— begin MATERIAL PROVIDED —

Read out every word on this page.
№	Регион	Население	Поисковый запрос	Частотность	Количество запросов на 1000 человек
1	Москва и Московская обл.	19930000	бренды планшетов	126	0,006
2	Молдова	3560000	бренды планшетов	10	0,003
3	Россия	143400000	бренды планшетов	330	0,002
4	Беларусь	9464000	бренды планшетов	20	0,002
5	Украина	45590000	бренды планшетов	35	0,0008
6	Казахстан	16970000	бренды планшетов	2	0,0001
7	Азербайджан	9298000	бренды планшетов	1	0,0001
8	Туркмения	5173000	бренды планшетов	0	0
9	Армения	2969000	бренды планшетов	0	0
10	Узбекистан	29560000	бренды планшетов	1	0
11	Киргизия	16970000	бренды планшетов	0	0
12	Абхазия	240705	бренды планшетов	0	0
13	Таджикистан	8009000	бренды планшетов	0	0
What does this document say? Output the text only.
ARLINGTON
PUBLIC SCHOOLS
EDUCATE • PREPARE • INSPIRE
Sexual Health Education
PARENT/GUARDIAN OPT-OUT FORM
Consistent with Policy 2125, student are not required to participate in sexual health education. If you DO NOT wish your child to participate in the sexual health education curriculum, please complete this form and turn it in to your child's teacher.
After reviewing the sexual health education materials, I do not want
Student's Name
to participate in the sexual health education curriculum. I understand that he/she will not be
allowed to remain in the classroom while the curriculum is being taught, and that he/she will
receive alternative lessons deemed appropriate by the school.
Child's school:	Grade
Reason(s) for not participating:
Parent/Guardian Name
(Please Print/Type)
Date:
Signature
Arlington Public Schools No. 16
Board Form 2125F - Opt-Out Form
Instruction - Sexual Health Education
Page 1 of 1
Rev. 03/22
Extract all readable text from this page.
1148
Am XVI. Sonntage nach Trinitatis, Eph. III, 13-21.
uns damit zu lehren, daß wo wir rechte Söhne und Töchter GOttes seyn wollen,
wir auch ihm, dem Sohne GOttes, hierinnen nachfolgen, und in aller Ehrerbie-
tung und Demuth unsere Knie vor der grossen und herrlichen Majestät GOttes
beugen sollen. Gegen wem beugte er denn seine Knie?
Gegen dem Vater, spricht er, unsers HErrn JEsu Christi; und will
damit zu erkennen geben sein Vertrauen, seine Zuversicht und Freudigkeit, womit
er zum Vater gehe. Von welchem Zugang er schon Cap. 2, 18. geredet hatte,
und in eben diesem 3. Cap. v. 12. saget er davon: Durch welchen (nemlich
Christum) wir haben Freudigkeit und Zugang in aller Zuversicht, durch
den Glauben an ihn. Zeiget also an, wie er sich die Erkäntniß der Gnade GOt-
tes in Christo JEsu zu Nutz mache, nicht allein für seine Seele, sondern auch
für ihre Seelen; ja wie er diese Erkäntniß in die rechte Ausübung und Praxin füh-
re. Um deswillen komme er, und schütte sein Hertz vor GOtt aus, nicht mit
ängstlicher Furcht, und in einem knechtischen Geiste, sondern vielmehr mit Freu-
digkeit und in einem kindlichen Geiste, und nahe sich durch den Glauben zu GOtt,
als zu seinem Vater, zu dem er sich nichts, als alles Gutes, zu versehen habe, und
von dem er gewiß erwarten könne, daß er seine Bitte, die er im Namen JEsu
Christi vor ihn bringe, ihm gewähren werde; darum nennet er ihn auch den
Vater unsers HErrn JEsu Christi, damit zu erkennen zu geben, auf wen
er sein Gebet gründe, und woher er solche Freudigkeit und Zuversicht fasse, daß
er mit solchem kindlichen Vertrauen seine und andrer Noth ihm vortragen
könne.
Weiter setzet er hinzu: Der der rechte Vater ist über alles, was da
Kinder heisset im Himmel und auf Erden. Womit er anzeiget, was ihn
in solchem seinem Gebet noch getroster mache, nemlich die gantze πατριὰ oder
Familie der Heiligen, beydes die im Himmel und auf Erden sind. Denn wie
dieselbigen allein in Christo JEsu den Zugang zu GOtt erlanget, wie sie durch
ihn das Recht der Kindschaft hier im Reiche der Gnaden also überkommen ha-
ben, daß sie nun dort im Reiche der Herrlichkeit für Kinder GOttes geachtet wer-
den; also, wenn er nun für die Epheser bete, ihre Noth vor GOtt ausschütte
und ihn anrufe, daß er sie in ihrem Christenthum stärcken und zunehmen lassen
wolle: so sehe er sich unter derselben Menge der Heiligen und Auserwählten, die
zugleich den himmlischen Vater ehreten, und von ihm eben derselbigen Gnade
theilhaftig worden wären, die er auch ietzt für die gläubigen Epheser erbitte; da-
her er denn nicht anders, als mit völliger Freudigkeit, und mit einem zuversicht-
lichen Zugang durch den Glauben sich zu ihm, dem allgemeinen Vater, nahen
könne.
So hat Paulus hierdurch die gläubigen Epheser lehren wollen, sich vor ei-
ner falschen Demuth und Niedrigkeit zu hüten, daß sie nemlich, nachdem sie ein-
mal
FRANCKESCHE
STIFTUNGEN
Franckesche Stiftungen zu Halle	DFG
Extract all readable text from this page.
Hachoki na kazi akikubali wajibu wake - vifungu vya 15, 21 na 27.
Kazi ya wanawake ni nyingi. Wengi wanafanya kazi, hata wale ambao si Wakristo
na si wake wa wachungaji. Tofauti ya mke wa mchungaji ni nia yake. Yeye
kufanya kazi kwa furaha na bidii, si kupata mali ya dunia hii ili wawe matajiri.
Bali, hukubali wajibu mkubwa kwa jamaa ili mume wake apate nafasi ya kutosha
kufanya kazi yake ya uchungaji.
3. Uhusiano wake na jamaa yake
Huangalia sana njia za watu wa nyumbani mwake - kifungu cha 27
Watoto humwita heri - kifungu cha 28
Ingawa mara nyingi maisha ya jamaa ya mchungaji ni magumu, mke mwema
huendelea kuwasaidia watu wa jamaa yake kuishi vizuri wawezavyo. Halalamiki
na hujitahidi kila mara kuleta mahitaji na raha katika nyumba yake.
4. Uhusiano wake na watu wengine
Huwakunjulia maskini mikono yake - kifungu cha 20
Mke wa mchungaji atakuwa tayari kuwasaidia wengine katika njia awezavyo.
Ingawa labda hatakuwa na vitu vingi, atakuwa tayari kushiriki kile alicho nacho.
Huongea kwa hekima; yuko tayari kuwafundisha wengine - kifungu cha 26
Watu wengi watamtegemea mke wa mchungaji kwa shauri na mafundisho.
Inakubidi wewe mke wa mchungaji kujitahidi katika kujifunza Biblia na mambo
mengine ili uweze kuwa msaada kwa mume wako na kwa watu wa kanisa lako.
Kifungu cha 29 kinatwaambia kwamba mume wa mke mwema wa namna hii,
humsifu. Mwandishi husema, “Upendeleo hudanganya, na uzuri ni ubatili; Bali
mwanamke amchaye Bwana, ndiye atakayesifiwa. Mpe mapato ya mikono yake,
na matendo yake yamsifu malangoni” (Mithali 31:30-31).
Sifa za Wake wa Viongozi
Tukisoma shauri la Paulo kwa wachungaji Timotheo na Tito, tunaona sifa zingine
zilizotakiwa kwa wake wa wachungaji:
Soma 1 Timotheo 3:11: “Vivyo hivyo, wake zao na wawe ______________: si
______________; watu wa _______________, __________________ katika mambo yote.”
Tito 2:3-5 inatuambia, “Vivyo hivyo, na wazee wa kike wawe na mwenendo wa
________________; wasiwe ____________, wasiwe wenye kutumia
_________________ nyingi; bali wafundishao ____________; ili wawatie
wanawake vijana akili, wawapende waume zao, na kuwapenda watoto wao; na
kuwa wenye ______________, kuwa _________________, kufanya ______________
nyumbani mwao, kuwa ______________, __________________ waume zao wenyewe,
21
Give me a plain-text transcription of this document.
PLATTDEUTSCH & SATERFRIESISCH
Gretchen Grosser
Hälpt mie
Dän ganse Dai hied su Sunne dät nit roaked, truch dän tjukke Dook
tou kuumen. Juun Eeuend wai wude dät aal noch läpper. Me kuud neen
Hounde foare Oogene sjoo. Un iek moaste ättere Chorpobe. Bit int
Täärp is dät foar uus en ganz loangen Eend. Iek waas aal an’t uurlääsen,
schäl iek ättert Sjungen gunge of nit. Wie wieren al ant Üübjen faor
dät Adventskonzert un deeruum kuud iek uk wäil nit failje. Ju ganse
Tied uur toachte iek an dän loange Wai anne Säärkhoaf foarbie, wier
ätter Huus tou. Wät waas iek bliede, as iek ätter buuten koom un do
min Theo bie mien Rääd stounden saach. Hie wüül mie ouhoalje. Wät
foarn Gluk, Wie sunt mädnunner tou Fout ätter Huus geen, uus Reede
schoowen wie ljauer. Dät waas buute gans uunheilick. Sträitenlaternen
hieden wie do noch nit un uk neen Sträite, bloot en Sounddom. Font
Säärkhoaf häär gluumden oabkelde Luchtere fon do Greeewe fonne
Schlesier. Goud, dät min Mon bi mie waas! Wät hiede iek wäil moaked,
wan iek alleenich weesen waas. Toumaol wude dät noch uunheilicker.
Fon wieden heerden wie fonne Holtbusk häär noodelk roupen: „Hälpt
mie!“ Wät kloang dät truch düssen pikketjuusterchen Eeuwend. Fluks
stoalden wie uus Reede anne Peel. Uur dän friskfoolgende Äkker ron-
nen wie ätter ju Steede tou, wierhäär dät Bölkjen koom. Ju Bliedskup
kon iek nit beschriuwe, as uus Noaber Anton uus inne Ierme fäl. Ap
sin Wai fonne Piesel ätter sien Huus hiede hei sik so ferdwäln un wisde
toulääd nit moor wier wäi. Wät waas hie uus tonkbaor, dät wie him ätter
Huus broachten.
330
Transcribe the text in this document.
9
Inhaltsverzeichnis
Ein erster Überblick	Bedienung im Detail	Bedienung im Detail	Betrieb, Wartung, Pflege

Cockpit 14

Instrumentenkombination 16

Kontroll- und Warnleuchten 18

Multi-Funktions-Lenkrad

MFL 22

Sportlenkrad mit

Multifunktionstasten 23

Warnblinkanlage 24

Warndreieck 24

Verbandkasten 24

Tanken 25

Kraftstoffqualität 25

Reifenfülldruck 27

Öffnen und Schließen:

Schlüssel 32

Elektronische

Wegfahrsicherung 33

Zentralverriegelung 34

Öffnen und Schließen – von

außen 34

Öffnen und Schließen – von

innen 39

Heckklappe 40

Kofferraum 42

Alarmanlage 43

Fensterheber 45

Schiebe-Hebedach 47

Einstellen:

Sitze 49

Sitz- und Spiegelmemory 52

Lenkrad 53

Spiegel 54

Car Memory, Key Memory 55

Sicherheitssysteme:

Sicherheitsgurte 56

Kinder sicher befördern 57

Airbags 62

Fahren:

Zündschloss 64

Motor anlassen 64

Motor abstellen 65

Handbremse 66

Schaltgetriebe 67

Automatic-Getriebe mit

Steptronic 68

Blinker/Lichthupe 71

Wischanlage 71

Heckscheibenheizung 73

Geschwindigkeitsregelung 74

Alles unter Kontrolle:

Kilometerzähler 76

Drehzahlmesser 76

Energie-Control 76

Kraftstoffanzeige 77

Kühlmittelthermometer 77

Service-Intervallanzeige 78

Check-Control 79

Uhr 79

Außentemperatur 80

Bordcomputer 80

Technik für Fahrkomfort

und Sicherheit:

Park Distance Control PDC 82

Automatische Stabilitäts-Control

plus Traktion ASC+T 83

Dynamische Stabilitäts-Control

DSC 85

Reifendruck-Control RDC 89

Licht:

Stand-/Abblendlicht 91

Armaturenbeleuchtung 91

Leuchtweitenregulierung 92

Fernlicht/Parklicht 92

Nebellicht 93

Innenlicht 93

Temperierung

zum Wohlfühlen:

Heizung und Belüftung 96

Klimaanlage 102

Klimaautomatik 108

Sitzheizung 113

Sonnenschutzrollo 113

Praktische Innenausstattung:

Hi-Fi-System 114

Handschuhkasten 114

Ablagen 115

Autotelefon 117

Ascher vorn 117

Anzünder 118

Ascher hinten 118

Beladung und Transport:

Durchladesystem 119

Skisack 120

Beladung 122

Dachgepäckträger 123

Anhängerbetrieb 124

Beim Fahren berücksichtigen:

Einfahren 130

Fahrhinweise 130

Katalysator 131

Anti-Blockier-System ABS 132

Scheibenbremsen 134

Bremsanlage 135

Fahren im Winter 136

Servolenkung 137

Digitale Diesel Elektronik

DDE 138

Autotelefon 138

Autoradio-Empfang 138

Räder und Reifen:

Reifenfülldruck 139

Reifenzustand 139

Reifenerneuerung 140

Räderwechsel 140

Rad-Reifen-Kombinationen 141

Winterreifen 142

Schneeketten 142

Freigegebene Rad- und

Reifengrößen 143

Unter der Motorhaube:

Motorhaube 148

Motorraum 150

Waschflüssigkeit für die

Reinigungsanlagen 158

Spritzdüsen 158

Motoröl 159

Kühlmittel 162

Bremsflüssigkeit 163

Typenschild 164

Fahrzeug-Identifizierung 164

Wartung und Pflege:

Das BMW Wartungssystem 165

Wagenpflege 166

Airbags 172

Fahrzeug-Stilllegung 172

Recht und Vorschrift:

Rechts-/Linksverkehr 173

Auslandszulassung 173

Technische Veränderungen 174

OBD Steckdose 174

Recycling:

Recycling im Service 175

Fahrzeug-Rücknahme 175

— end MATERIAL PROVIDED —

_EXERCISE PROMPT:_ Search the listing for the word "kazi" and return each line that holds it.

_TASK RESULT:_
Hachoki na kazi akikubali wajibu wake - vifungu vya 15, 21 na 27.
Kazi ya wanawake ni nyingi. Wengi wanafanya kazi, hata wale ambao si Wakristo
kufanya kazi kwa furaha na bidii, si kupata mali ya dunia hii ili wawe matajiri.
kufanya kazi yake ya uchungaji.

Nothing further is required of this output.